Entries from a dataset

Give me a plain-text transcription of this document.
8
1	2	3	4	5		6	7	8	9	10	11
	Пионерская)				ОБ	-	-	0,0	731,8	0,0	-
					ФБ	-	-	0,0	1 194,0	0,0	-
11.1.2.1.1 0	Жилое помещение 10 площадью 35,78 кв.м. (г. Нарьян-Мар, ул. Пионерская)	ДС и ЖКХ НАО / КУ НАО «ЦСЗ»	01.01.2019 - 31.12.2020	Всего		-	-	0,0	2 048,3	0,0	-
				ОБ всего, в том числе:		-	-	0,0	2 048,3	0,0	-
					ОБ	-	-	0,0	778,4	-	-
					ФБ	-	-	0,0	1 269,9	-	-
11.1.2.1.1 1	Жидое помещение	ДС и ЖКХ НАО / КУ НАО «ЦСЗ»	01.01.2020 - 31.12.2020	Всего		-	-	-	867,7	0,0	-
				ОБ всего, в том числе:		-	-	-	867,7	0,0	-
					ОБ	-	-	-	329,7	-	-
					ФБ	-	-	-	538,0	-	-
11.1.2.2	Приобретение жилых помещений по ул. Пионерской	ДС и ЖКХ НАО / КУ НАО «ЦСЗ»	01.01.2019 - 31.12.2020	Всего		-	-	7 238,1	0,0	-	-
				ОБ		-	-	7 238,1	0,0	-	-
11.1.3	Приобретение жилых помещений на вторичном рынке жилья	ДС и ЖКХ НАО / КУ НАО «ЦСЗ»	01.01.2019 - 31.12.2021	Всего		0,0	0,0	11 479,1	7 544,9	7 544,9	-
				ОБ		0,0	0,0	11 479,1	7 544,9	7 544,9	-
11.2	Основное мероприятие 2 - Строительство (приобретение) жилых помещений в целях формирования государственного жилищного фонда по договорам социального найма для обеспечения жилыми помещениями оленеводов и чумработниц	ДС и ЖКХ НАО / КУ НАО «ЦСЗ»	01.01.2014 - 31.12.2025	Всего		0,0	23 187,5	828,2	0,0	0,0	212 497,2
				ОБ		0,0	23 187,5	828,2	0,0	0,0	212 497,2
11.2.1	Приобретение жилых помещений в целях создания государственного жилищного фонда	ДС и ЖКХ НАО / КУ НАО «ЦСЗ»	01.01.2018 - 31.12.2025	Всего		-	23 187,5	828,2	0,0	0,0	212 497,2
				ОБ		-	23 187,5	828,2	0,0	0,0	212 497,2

Goal of the exercise » Scan the material for lines with the word "жилищного", and copy each line you find.

Output for this task »
11.2	Основное мероприятие 2 - Строительство (приобретение) жилых помещений в целях формирования государственного жилищного фонда по договорам социального найма для обеспечения жилыми помещениями оленеводов и чумработниц	ДС и ЖКХ НАО / КУ НАО «ЦСЗ»	01.01.2014 - 31.12.2025	Всего		0,0	23 187,5	828,2	0,0	0,0	212 497,2
11.2.1	Приобретение жилых помещений в целях создания государственного жилищного фонда	ДС и ЖКХ НАО / КУ НАО «ЦСЗ»	01.01.2018 - 31.12.2025	Всего		-	23 187,5	828,2	0,0	0,0	212 497,2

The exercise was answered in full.